◆ Exercise prompt ◆
Every entry must be given again exactly.

#### The input ####

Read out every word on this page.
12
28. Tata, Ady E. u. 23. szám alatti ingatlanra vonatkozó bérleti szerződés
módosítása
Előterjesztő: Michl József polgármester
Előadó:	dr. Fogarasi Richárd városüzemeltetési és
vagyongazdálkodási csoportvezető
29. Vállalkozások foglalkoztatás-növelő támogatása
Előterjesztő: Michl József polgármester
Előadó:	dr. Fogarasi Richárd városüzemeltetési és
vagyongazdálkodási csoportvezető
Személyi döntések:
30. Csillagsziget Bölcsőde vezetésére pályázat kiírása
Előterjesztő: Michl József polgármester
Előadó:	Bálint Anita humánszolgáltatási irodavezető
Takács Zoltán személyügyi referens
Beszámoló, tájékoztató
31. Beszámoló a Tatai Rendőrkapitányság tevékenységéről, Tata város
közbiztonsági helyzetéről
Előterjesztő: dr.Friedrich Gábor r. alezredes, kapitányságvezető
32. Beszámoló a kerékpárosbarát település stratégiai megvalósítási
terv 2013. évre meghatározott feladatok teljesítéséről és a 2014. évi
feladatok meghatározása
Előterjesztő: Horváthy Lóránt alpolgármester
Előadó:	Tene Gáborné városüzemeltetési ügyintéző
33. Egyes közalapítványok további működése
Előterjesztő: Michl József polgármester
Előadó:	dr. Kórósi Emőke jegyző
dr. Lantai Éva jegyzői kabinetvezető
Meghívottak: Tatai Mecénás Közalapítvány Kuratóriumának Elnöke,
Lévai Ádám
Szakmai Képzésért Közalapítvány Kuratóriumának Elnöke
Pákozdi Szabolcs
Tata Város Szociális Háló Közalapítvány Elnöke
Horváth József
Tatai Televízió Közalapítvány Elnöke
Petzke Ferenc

####

◆ Complete output ◆
Read out every word on this page.
12
28. Tata, Ady E. u. 23. szám alatti ingatlanra vonatkozó bérleti szerződés
módosítása
Előterjesztő: Michl József polgármester
Előadó:	dr. Fogarasi Richárd városüzemeltetési és
vagyongazdálkodási csoportvezető
29. Vállalkozások foglalkoztatás-növelő támogatása
Előterjesztő: Michl József polgármester
Előadó:	dr. Fogarasi Richárd városüzemeltetési és
vagyongazdálkodási csoportvezető
Személyi döntések:
30. Csillagsziget Bölcsőde vezetésére pályázat kiírása
Előterjesztő: Michl József polgármester
Előadó:	Bálint Anita humánszolgáltatási irodavezető
Takács Zoltán személyügyi referens
Beszámoló, tájékoztató
31. Beszámoló a Tatai Rendőrkapitányság tevékenységéről, Tata város
közbiztonsági helyzetéről
Előterjesztő: dr.Friedrich Gábor r. alezredes, kapitányságvezető
32. Beszámoló a kerékpárosbarát település stratégiai megvalósítási
terv 2013. évre meghatározott feladatok teljesítéséről és a 2014. évi
feladatok meghatározása
Előterjesztő: Horváthy Lóránt alpolgármester
Előadó:	Tene Gáborné városüzemeltetési ügyintéző
33. Egyes közalapítványok további működése
Előterjesztő: Michl József polgármester
Előadó:	dr. Kórósi Emőke jegyző
dr. Lantai Éva jegyzői kabinetvezető
Meghívottak: Tatai Mecénás Közalapítvány Kuratóriumának Elnöke,
Lévai Ádám
Szakmai Képzésért Közalapítvány Kuratóriumának Elnöke
Pákozdi Szabolcs
Tata Város Szociális Háló Közalapítvány Elnöke
Horváth József
Tatai Televízió Közalapítvány Elnöke
Petzke Ferenc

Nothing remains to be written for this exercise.